Work instructions → In the listing below, locate the lines that hold "wohl" and copy them.
[The data]
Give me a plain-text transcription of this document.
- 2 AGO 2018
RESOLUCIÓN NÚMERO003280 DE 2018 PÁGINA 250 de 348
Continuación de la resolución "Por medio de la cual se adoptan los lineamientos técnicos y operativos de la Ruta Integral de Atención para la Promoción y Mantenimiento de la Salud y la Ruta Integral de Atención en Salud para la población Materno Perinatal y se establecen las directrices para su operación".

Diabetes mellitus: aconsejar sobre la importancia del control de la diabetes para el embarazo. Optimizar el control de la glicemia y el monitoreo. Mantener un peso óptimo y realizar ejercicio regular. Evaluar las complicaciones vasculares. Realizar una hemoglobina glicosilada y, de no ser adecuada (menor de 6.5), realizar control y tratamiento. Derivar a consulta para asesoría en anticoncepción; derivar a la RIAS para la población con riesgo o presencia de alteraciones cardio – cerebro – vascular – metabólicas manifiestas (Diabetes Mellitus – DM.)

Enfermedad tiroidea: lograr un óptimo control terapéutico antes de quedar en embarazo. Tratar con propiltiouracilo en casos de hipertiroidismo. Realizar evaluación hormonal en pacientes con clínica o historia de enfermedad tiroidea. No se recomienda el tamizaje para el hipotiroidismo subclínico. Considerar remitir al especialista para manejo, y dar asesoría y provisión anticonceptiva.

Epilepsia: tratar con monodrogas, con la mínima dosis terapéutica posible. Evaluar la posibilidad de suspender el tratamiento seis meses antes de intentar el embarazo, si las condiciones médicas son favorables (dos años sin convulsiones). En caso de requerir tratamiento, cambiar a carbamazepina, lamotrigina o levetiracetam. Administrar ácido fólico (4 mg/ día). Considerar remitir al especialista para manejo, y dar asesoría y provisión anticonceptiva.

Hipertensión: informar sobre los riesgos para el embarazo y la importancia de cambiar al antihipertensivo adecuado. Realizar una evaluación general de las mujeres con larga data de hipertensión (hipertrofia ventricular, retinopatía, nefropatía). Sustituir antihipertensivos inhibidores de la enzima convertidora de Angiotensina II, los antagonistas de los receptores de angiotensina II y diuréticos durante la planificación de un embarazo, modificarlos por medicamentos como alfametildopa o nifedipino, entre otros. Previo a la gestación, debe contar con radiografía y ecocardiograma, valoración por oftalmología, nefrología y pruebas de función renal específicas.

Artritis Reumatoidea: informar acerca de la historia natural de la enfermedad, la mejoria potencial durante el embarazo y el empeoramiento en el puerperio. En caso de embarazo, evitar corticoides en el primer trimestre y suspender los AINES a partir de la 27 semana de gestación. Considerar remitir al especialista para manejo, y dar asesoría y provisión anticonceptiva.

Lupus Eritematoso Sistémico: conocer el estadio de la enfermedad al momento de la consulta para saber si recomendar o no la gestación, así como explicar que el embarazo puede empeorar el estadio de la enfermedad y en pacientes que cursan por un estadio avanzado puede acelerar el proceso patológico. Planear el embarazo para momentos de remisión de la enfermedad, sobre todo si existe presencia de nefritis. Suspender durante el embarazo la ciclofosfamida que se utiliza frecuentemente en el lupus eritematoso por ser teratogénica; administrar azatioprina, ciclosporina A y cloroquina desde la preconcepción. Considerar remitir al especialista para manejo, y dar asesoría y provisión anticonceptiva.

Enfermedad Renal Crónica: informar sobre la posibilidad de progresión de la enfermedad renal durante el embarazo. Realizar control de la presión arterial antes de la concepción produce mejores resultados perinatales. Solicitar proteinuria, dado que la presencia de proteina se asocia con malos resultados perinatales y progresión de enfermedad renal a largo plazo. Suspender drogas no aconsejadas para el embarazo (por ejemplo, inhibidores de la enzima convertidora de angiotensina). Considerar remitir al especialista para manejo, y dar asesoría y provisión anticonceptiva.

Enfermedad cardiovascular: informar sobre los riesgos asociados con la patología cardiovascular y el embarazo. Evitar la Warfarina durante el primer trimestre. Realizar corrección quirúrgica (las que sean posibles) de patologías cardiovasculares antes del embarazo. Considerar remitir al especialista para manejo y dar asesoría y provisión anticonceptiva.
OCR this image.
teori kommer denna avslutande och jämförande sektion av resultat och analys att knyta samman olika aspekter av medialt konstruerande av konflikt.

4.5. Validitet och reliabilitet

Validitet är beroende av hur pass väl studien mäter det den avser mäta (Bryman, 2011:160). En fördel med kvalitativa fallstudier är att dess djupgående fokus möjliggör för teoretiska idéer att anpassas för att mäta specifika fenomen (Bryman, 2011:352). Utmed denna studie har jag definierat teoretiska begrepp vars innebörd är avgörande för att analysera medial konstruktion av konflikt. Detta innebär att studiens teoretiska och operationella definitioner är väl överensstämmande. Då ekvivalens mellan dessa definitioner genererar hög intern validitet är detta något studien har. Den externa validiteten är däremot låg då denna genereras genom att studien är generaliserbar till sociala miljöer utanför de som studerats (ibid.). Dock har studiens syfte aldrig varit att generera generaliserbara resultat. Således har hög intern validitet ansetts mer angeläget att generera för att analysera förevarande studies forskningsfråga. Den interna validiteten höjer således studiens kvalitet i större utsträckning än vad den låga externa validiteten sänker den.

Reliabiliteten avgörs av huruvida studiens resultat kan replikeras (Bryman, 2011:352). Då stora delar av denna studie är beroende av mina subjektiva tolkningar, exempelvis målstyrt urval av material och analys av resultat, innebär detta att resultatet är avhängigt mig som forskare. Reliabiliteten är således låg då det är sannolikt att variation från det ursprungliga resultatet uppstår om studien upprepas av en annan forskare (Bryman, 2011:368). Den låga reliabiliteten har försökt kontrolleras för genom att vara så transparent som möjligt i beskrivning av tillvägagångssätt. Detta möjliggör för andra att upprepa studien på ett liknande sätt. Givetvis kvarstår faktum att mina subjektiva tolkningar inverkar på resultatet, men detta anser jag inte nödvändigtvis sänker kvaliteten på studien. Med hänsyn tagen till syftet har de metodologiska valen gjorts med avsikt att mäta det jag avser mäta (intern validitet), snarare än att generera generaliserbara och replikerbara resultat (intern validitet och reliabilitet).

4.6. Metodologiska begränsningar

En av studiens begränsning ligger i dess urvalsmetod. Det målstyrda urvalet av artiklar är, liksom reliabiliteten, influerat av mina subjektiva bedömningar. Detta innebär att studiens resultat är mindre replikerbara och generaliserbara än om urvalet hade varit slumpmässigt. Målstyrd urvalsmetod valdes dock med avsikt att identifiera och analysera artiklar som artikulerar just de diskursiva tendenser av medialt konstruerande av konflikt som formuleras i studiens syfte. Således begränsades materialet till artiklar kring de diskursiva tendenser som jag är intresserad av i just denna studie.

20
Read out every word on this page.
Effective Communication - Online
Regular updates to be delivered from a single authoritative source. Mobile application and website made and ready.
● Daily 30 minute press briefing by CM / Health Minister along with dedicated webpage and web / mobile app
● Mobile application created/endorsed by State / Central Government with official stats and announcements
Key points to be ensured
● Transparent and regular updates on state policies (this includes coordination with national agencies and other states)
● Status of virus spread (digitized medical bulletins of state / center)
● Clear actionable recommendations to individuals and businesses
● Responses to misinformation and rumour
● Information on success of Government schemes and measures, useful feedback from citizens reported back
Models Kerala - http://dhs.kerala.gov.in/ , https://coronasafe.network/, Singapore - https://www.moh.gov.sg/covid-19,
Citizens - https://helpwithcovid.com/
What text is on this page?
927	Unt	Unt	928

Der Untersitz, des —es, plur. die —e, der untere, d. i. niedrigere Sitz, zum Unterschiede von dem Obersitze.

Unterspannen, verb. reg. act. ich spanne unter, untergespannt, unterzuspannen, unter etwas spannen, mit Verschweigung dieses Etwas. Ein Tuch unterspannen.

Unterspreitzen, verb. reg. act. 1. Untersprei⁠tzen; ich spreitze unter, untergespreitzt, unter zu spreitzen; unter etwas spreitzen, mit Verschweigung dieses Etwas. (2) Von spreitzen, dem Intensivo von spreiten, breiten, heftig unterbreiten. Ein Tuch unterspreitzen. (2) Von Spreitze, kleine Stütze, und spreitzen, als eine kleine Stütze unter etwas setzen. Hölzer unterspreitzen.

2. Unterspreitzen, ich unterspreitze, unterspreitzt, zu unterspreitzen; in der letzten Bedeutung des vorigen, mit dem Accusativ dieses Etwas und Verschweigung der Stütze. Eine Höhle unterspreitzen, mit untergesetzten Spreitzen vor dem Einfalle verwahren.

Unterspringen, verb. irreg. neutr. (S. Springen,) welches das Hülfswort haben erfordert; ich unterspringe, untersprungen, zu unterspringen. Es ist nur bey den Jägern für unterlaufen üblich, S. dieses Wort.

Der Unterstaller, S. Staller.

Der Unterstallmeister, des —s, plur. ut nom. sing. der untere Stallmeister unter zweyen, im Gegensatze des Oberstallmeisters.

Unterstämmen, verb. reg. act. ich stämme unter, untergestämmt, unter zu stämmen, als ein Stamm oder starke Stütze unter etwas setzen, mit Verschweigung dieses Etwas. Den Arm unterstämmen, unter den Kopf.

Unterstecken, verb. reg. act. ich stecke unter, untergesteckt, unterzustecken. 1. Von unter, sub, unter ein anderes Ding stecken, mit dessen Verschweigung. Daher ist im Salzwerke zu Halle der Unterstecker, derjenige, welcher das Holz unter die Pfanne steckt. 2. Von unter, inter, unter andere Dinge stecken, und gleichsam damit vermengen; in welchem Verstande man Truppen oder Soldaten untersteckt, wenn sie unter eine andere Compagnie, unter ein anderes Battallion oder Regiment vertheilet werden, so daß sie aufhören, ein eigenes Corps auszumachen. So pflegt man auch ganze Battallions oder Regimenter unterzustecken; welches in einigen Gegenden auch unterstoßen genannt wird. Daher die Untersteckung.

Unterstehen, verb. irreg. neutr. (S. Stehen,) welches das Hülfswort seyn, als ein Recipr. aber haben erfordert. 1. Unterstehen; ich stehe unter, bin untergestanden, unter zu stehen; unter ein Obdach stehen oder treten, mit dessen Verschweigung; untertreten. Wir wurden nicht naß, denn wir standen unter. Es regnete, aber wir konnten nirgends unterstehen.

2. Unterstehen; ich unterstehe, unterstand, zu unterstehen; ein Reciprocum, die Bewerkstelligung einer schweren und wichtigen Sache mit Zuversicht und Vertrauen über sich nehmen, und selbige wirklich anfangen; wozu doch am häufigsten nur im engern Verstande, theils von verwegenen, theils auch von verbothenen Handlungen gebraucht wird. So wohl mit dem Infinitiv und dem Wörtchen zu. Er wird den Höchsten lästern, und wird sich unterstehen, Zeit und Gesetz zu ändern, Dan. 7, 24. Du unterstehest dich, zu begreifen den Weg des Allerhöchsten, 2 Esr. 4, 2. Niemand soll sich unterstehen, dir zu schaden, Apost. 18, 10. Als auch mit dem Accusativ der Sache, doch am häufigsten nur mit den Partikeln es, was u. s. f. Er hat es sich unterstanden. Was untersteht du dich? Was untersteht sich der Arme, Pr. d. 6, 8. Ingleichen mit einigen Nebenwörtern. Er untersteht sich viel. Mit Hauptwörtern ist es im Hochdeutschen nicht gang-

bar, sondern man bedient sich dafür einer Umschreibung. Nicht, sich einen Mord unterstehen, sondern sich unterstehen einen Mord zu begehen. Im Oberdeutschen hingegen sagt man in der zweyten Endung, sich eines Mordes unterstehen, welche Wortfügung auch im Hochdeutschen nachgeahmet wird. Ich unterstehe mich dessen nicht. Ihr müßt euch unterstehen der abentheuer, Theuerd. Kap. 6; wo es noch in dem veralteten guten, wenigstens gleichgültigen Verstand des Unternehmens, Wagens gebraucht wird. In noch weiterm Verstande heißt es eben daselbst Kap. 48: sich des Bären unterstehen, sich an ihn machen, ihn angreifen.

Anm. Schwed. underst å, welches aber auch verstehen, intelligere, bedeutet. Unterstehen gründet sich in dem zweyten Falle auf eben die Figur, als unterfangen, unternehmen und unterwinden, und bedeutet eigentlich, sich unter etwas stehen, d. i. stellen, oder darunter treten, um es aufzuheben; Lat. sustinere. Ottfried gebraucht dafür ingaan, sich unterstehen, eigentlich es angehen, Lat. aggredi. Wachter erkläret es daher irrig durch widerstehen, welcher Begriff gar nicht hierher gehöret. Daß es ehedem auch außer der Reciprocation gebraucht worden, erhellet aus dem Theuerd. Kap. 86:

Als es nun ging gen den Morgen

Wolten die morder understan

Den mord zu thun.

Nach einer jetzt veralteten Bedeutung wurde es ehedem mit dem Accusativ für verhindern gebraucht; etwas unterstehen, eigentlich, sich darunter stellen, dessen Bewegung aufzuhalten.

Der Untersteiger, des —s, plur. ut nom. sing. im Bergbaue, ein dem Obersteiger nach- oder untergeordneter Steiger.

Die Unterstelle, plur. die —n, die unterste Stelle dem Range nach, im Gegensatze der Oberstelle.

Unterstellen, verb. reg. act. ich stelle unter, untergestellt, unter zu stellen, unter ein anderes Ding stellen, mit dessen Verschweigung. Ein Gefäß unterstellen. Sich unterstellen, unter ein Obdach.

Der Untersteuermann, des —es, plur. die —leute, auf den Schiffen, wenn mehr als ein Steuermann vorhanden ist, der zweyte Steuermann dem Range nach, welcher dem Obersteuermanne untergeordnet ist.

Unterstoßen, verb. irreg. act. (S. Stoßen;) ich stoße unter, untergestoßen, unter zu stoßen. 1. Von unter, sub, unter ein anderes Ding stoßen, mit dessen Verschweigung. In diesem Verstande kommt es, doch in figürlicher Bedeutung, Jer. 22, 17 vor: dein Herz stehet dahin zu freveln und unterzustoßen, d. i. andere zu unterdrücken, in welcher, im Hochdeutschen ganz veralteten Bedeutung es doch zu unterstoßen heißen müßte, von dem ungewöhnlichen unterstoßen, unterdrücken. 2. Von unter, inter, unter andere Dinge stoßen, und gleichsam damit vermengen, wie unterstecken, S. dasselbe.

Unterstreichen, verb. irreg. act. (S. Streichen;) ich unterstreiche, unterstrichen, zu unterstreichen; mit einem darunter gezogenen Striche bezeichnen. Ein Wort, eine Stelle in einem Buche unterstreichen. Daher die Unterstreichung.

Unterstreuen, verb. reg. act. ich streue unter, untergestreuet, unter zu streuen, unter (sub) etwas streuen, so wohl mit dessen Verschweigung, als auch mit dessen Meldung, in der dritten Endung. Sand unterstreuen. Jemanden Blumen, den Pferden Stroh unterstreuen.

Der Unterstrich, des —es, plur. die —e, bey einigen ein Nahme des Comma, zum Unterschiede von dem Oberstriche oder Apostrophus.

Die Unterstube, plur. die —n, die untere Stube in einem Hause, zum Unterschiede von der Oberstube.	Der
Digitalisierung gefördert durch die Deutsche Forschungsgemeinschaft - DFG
[/The data]
Written solution →
2. Unterstehen; ich unterstehe, unterstand, zu unterstehen; ein Reciprocum, die Bewerkstelligung einer schweren und wichtigen Sache mit Zuversicht und Vertrauen über sich nehmen, und selbige wirklich anfangen; wozu doch am häufigsten nur im engern Verstande, theils von verwegenen, theils auch von verbothenen Handlungen gebraucht wird. So wohl mit dem Infinitiv und dem Wörtchen zu. Er wird den Höchsten lästern, und wird sich unterstehen, Zeit und Gesetz zu ändern, Dan. 7, 24. Du unterstehest dich, zu begreifen den Weg des Allerhöchsten, 2 Esr. 4, 2. Niemand soll sich unterstehen, dir zu schaden, Apost. 18, 10. Als auch mit dem Accusativ der Sache, doch am häufigsten nur mit den Partikeln es, was u. s. f. Er hat es sich unterstanden. Was untersteht du dich? Was untersteht sich der Arme, Pr. d. 6, 8. Ingleichen mit einigen Nebenwörtern. Er untersteht sich viel. Mit Hauptwörtern ist es im Hochdeutschen nicht gang-
Unterstreuen, verb. reg. act. ich streue unter, untergestreuet, unter zu streuen, unter (sub) etwas streuen, so wohl mit dessen Verschweigung, als auch mit dessen Meldung, in der dritten Endung. Sand unterstreuen. Jemanden Blumen, den Pferden Stroh unterstreuen.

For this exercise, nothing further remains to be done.